>> Start Given records

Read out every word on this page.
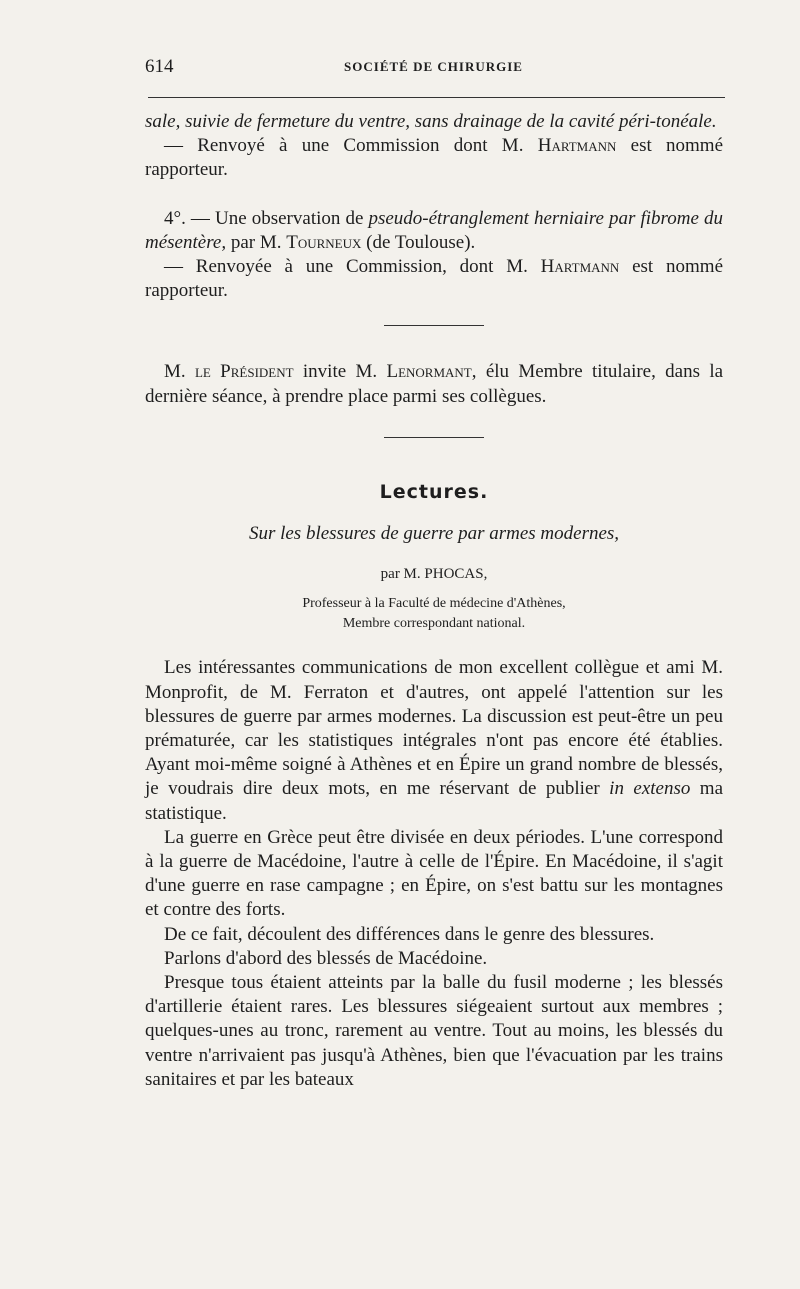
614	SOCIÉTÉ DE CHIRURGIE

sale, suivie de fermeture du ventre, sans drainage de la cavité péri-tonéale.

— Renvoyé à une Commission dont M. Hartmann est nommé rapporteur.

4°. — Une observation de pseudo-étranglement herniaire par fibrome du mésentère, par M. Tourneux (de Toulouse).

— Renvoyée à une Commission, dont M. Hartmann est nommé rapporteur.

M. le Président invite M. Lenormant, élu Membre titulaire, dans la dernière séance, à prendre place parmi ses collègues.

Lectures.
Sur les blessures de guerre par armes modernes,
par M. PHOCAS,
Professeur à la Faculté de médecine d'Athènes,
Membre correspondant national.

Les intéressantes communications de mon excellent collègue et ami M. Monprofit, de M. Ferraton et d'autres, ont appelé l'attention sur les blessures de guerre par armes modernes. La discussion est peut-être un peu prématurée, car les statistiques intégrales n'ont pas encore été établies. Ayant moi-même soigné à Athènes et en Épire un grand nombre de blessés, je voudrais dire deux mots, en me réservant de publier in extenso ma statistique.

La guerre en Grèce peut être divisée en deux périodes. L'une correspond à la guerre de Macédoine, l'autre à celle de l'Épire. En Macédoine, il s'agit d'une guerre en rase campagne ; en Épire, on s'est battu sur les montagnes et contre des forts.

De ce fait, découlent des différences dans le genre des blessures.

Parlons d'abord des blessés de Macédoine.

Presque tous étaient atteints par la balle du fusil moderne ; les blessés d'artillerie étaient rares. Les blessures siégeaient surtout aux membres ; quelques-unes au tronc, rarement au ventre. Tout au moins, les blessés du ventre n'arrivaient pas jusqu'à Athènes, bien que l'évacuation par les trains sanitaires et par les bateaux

>> End Given records

Write the entries above out in full, exactly, with no images.

Read out every word on this page.
614	SOCIÉTÉ DE CHIRURGIE

sale, suivie de fermeture du ventre, sans drainage de la cavité péri-tonéale.

— Renvoyé à une Commission dont M. Hartmann est nommé rapporteur.

4°. — Une observation de pseudo-étranglement herniaire par fibrome du mésentère, par M. Tourneux (de Toulouse).

— Renvoyée à une Commission, dont M. Hartmann est nommé rapporteur.

M. le Président invite M. Lenormant, élu Membre titulaire, dans la dernière séance, à prendre place parmi ses collègues.

Lectures.
Sur les blessures de guerre par armes modernes,
par M. PHOCAS,
Professeur à la Faculté de médecine d'Athènes,
Membre correspondant national.

Les intéressantes communications de mon excellent collègue et ami M. Monprofit, de M. Ferraton et d'autres, ont appelé l'attention sur les blessures de guerre par armes modernes. La discussion est peut-être un peu prématurée, car les statistiques intégrales n'ont pas encore été établies. Ayant moi-même soigné à Athènes et en Épire un grand nombre de blessés, je voudrais dire deux mots, en me réservant de publier in extenso ma statistique.

La guerre en Grèce peut être divisée en deux périodes. L'une correspond à la guerre de Macédoine, l'autre à celle de l'Épire. En Macédoine, il s'agit d'une guerre en rase campagne ; en Épire, on s'est battu sur les montagnes et contre des forts.

De ce fait, découlent des différences dans le genre des blessures.

Parlons d'abord des blessés de Macédoine.

Presque tous étaient atteints par la balle du fusil moderne ; les blessés d'artillerie étaient rares. Les blessures siégeaient surtout aux membres ; quelques-unes au tronc, rarement au ventre. Tout au moins, les blessés du ventre n'arrivaient pas jusqu'à Athènes, bien que l'évacuation par les trains sanitaires et par les bateaux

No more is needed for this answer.